Will you transcribe all the entries word for word, skipping the pictures they hold?

§ Entries:
..........
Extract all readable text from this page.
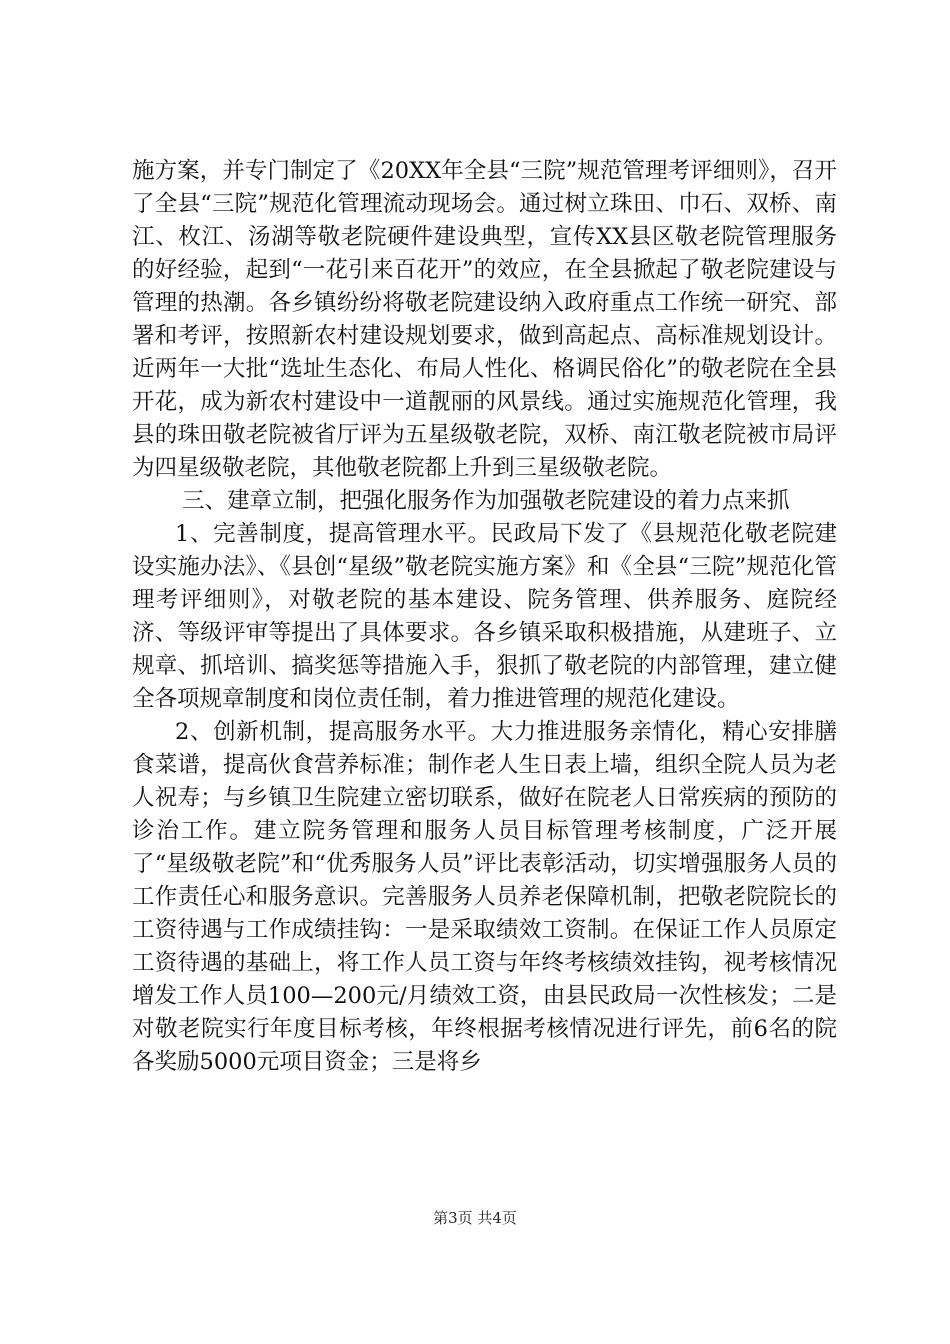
施方案，并专门制定了《20XX年全县“三院”规范管理考评细则》，召开了全县“三院”规范化管理流动现场会。通过树立珠田、巾石、双桥、南江、枚江、汤湖等敬老院硬件建设典型，宣传XX县区敬老院管理服务的好经验，起到“一花引来百花开”的效应，在全县掀起了敬老院建设与管理的热潮。各乡镇纷纷将敬老院建设纳入政府重点工作统一研究、部署和考评，按照新农村建设规划要求，做到高起点、高标准规划设计。近两年一大批“选址生态化、布局人性化、格调民俗化”的敬老院在全县开花，成为新农村建设中一道靓丽的风景线。通过实施规范化管理，我县的珠田敬老院被省厅评为五星级敬老院，双桥、南江敬老院被市局评为四星级敬老院，其他敬老院都上升到三星级敬老院。

三、建章立制，把强化服务作为加强敬老院建设的着力点来抓

1、完善制度，提高管理水平。民政局下发了《县规范化敬老院建设实施办法》、《县创“星级”敬老院实施方案》和《全县“三院”规范化管理考评细则》，对敬老院的基本建设、院务管理、供养服务、庭院经济、等级评审等提出了具体要求。各乡镇采取积极措施，从建班子、立规章、抓培训、搞奖惩等措施入手，狠抓了敬老院的内部管理，建立健全各项规章制度和岗位责任制，着力推进管理的规范化建设。

2、创新机制，提高服务水平。大力推进服务亲情化，精心安排膳食菜谱，提高伙食营养标准；制作老人生日表上墙，组织全院人员为老人祝寿；与乡镇卫生院建立密切联系，做好在院老人日常疾病的预防的诊治工作。建立院务管理和服务人员目标管理考核制度，广泛开展了“星级敬老院”和“优秀服务人员”评比表彰活动，切实增强服务人员的工作责任心和服务意识。完善服务人员养老保障机制，把敬老院院长的工资待遇与工作成绩挂钩：一是采取绩效工资制。在保证工作人员原定工资待遇的基础上，将工作人员工资与年终考核绩效挂钩，视考核情况增发工作人员100—200元/月绩效工资，由县民政局一次性核发；二是对敬老院实行年度目标考核，年终根据考核情况进行评先，前6名的院各奖励5000元项目资金；三是将乡

第3页 共4页
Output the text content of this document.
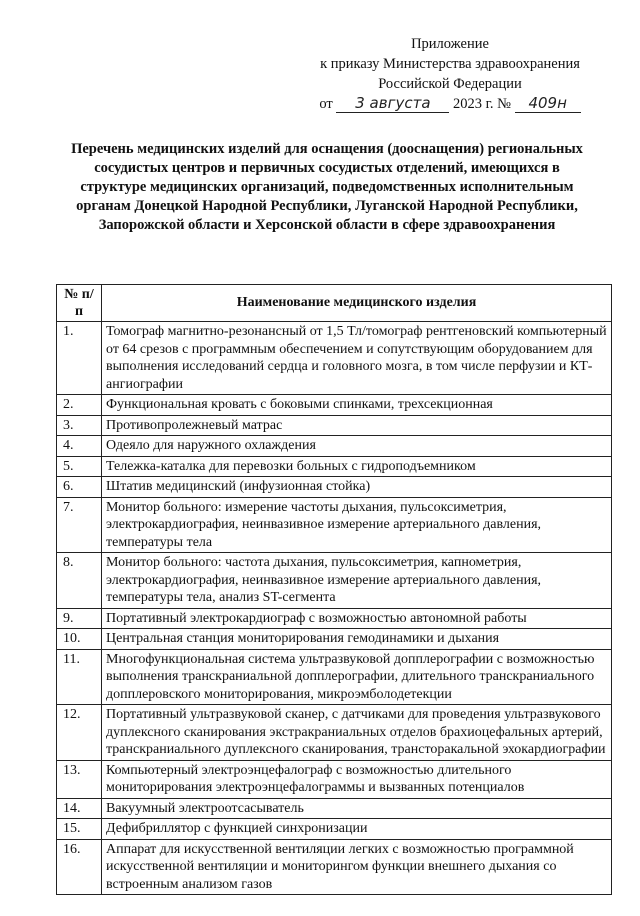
Приложение
к приказу Министерства здравоохранения
Российской Федерации
от
	3 августа
	2023 г. №
	409н
Перечень медицинских изделий для оснащения (дооснащения) региональных сосудистых центров и первичных сосудистых отделений, имеющихся в структуре медицинских организаций, подведомственных исполнительным органам Донецкой Народной Республики, Луганской Народной Республики, Запорожской области и Херсонской области в сфере здравоохранения
№ п/п	Наименование медицинского изделия
1.	Томограф магнитно-резонансный от 1,5 Тл/томограф рентгеновский компьютерный от 64 срезов с программным обеспечением и сопутствующим оборудованием для выполнения исследований сердца и головного мозга, в том числе перфузии и КТ-ангиографии
2.	Функциональная кровать с боковыми спинками, трехсекционная
3.	Противопролежневый матрас
4.	Одеяло для наружного охлаждения
5.	Тележка-каталка для перевозки больных с гидроподъемником
6.	Штатив медицинский (инфузионная стойка)
7.	Монитор больного: измерение частоты дыхания, пульсоксиметрия, электрокардиография, неинвазивное измерение артериального давления, температуры тела
8.	Монитор больного: частота дыхания, пульсоксиметрия, капнометрия, электрокардиография, неинвазивное измерение артериального давления, температуры тела, анализ ST-сегмента
9.	Портативный электрокардиограф с возможностью автономной работы
10.	Центральная станция мониторирования гемодинамики и дыхания
11.	Многофункциональная система ультразвуковой допплерографии с возможностью выполнения транскраниальной допплерографии, длительного транскраниального допплеровского мониторирования, микроэмболодетекции
12.	Портативный ультразвуковой сканер, с датчиками для проведения ультразвукового дуплексного сканирования экстракраниальных отделов брахиоцефальных артерий, транскраниального дуплексного сканирования, трансторакальной эхокардиографии
13.	Компьютерный электроэнцефалограф с возможностью длительного мониторирования электроэнцефалограммы и вызванных потенциалов
14.	Вакуумный электроотсасыватель
15.	Дефибриллятор с функцией синхронизации
16.	Аппарат для искусственной вентиляции легких с возможностью программной искусственной вентиляции и мониторингом функции внешнего дыхания со встроенным анализом газов
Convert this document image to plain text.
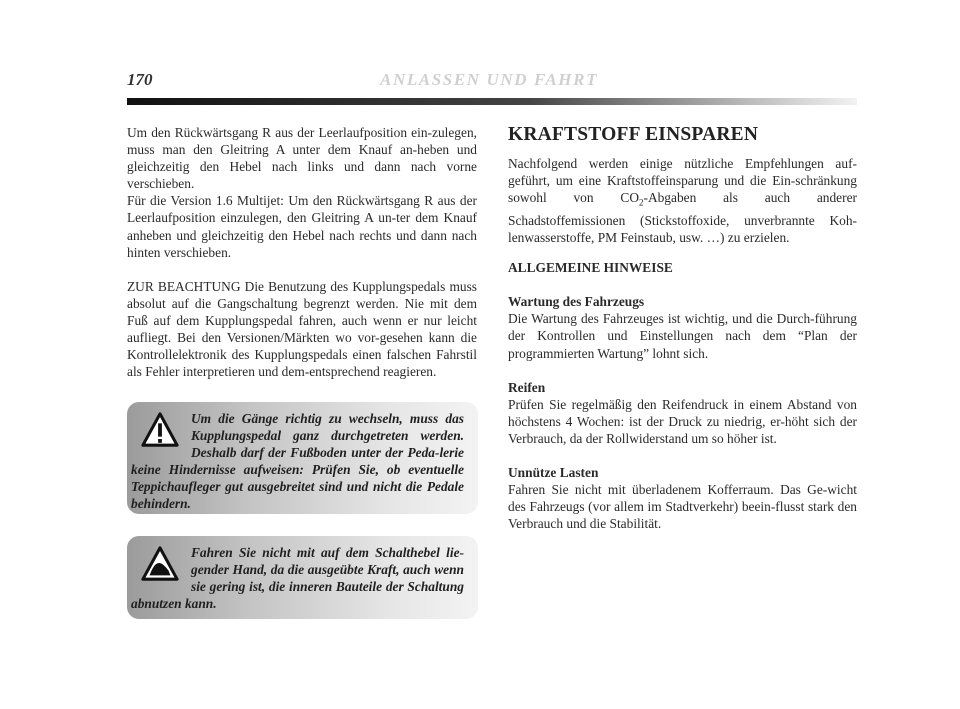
170	ANLASSEN UND FAHRT

Um den Rückwärtsgang R aus der Leerlaufposition ein-zulegen, muss man den Gleitring A unter dem Knauf an-heben und gleichzeitig den Hebel nach links und dann nach vorne verschieben.

Für die Version 1.6 Multijet: Um den Rückwärtsgang R aus der Leerlaufposition einzulegen, den Gleitring A un-ter dem Knauf anheben und gleichzeitig den Hebel nach rechts und dann nach hinten verschieben.

ZUR BEACHTUNG Die Benutzung des Kupplungspedals muss absolut auf die Gangschaltung begrenzt werden. Nie mit dem Fuß auf dem Kupplungspedal fahren, auch wenn er nur leicht aufliegt. Bei den Versionen/Märkten wo vor-gesehen kann die Kontrollelektronik des Kupplungspedals einen falschen Fahrstil als Fehler interpretieren und dem-entsprechend reagieren.

Um die Gänge richtig zu wechseln, muss das Kupplungspedal ganz durchgetreten werden. Deshalb darf der Fußboden unter der Peda-lerie keine Hindernisse aufweisen: Prüfen Sie, ob eventuelle Teppichaufleger gut ausgebreitet sind und nicht die Pedale behindern.

Fahren Sie nicht mit auf dem Schalthebel lie-gender Hand, da die ausgeübte Kraft, auch wenn sie gering ist, die inneren Bauteile der Schaltung abnutzen kann.

KRAFTSTOFF EINSPAREN

Nachfolgend werden einige nützliche Empfehlungen auf-geführt, um eine Kraftstoffeinsparung und die Ein-schränkung sowohl von $CO_2$-Abgaben als auch anderer Schadstoffemissionen (Stickstoffoxide, unverbrannte Koh-lenwasserstoffe, PM Feinstaub, usw. …) zu erzielen.

ALLGEMEINE HINWEISE

Wartung des Fahrzeugs

Die Wartung des Fahrzeuges ist wichtig, und die Durch-führung der Kontrollen und Einstellungen nach dem “Plan der programmierten Wartung” lohnt sich.

Reifen

Prüfen Sie regelmäßig den Reifendruck in einem Abstand von höchstens 4 Wochen: ist der Druck zu niedrig, er-höht sich der Verbrauch, da der Rollwiderstand um so höher ist.

Unnütze Lasten

Fahren Sie nicht mit überladenem Kofferraum. Das Ge-wicht des Fahrzeugs (vor allem im Stadtverkehr) beein-flusst stark den Verbrauch und die Stabilität.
..........
§ Response to this task:
Extract all readable text from this page.
施方案，并专门制定了《20XX年全县“三院”规范管理考评细则》，召开了全县“三院”规范化管理流动现场会。通过树立珠田、巾石、双桥、南江、枚江、汤湖等敬老院硬件建设典型，宣传XX县区敬老院管理服务的好经验，起到“一花引来百花开”的效应，在全县掀起了敬老院建设与管理的热潮。各乡镇纷纷将敬老院建设纳入政府重点工作统一研究、部署和考评，按照新农村建设规划要求，做到高起点、高标准规划设计。近两年一大批“选址生态化、布局人性化、格调民俗化”的敬老院在全县开花，成为新农村建设中一道靓丽的风景线。通过实施规范化管理，我县的珠田敬老院被省厅评为五星级敬老院，双桥、南江敬老院被市局评为四星级敬老院，其他敬老院都上升到三星级敬老院。

三、建章立制，把强化服务作为加强敬老院建设的着力点来抓

1、完善制度，提高管理水平。民政局下发了《县规范化敬老院建设实施办法》、《县创“星级”敬老院实施方案》和《全县“三院”规范化管理考评细则》，对敬老院的基本建设、院务管理、供养服务、庭院经济、等级评审等提出了具体要求。各乡镇采取积极措施，从建班子、立规章、抓培训、搞奖惩等措施入手，狠抓了敬老院的内部管理，建立健全各项规章制度和岗位责任制，着力推进管理的规范化建设。

2、创新机制，提高服务水平。大力推进服务亲情化，精心安排膳食菜谱，提高伙食营养标准；制作老人生日表上墙，组织全院人员为老人祝寿；与乡镇卫生院建立密切联系，做好在院老人日常疾病的预防的诊治工作。建立院务管理和服务人员目标管理考核制度，广泛开展了“星级敬老院”和“优秀服务人员”评比表彰活动，切实增强服务人员的工作责任心和服务意识。完善服务人员养老保障机制，把敬老院院长的工资待遇与工作成绩挂钩：一是采取绩效工资制。在保证工作人员原定工资待遇的基础上，将工作人员工资与年终考核绩效挂钩，视考核情况增发工作人员100—200元/月绩效工资，由县民政局一次性核发；二是对敬老院实行年度目标考核，年终根据考核情况进行评先，前6名的院各奖励5000元项目资金；三是将乡

第3页 共4页
Output the text content of this document.
Приложение
к приказу Министерства здравоохранения
Российской Федерации
от
	3 августа
	2023 г. №
	409н
Перечень медицинских изделий для оснащения (дооснащения) региональных сосудистых центров и первичных сосудистых отделений, имеющихся в структуре медицинских организаций, подведомственных исполнительным органам Донецкой Народной Республики, Луганской Народной Республики, Запорожской области и Херсонской области в сфере здравоохранения
№ п/п	Наименование медицинского изделия
1.	Томограф магнитно-резонансный от 1,5 Тл/томограф рентгеновский компьютерный от 64 срезов с программным обеспечением и сопутствующим оборудованием для выполнения исследований сердца и головного мозга, в том числе перфузии и КТ-ангиографии
2.	Функциональная кровать с боковыми спинками, трехсекционная
3.	Противопролежневый матрас
4.	Одеяло для наружного охлаждения
5.	Тележка-каталка для перевозки больных с гидроподъемником
6.	Штатив медицинский (инфузионная стойка)
7.	Монитор больного: измерение частоты дыхания, пульсоксиметрия, электрокардиография, неинвазивное измерение артериального давления, температуры тела
8.	Монитор больного: частота дыхания, пульсоксиметрия, капнометрия, электрокардиография, неинвазивное измерение артериального давления, температуры тела, анализ ST-сегмента
9.	Портативный электрокардиограф с возможностью автономной работы
10.	Центральная станция мониторирования гемодинамики и дыхания
11.	Многофункциональная система ультразвуковой допплерографии с возможностью выполнения транскраниальной допплерографии, длительного транскраниального допплеровского мониторирования, микроэмболодетекции
12.	Портативный ультразвуковой сканер, с датчиками для проведения ультразвукового дуплексного сканирования экстракраниальных отделов брахиоцефальных артерий, транскраниального дуплексного сканирования, трансторакальной эхокардиографии
13.	Компьютерный электроэнцефалограф с возможностью длительного мониторирования электроэнцефалограммы и вызванных потенциалов
14.	Вакуумный электроотсасыватель
15.	Дефибриллятор с функцией синхронизации
16.	Аппарат для искусственной вентиляции легких с возможностью программной искусственной вентиляции и мониторингом функции внешнего дыхания со встроенным анализом газов
Convert this document image to plain text.
170	ANLASSEN UND FAHRT

Um den Rückwärtsgang R aus der Leerlaufposition ein-zulegen, muss man den Gleitring A unter dem Knauf an-heben und gleichzeitig den Hebel nach links und dann nach vorne verschieben.

Für die Version 1.6 Multijet: Um den Rückwärtsgang R aus der Leerlaufposition einzulegen, den Gleitring A un-ter dem Knauf anheben und gleichzeitig den Hebel nach rechts und dann nach hinten verschieben.

ZUR BEACHTUNG Die Benutzung des Kupplungspedals muss absolut auf die Gangschaltung begrenzt werden. Nie mit dem Fuß auf dem Kupplungspedal fahren, auch wenn er nur leicht aufliegt. Bei den Versionen/Märkten wo vor-gesehen kann die Kontrollelektronik des Kupplungspedals einen falschen Fahrstil als Fehler interpretieren und dem-entsprechend reagieren.

Um die Gänge richtig zu wechseln, muss das Kupplungspedal ganz durchgetreten werden. Deshalb darf der Fußboden unter der Peda-lerie keine Hindernisse aufweisen: Prüfen Sie, ob eventuelle Teppichaufleger gut ausgebreitet sind und nicht die Pedale behindern.

Fahren Sie nicht mit auf dem Schalthebel lie-gender Hand, da die ausgeübte Kraft, auch wenn sie gering ist, die inneren Bauteile der Schaltung abnutzen kann.

KRAFTSTOFF EINSPAREN

Nachfolgend werden einige nützliche Empfehlungen auf-geführt, um eine Kraftstoffeinsparung und die Ein-schränkung sowohl von $CO_2$-Abgaben als auch anderer Schadstoffemissionen (Stickstoffoxide, unverbrannte Koh-lenwasserstoffe, PM Feinstaub, usw. …) zu erzielen.

ALLGEMEINE HINWEISE

Wartung des Fahrzeugs

Die Wartung des Fahrzeuges ist wichtig, und die Durch-führung der Kontrollen und Einstellungen nach dem “Plan der programmierten Wartung” lohnt sich.

Reifen

Prüfen Sie regelmäßig den Reifendruck in einem Abstand von höchstens 4 Wochen: ist der Druck zu niedrig, er-höht sich der Verbrauch, da der Rollwiderstand um so höher ist.

Unnütze Lasten

Fahren Sie nicht mit überladenem Kofferraum. Das Ge-wicht des Fahrzeugs (vor allem im Stadtverkehr) beein-flusst stark den Verbrauch und die Stabilität.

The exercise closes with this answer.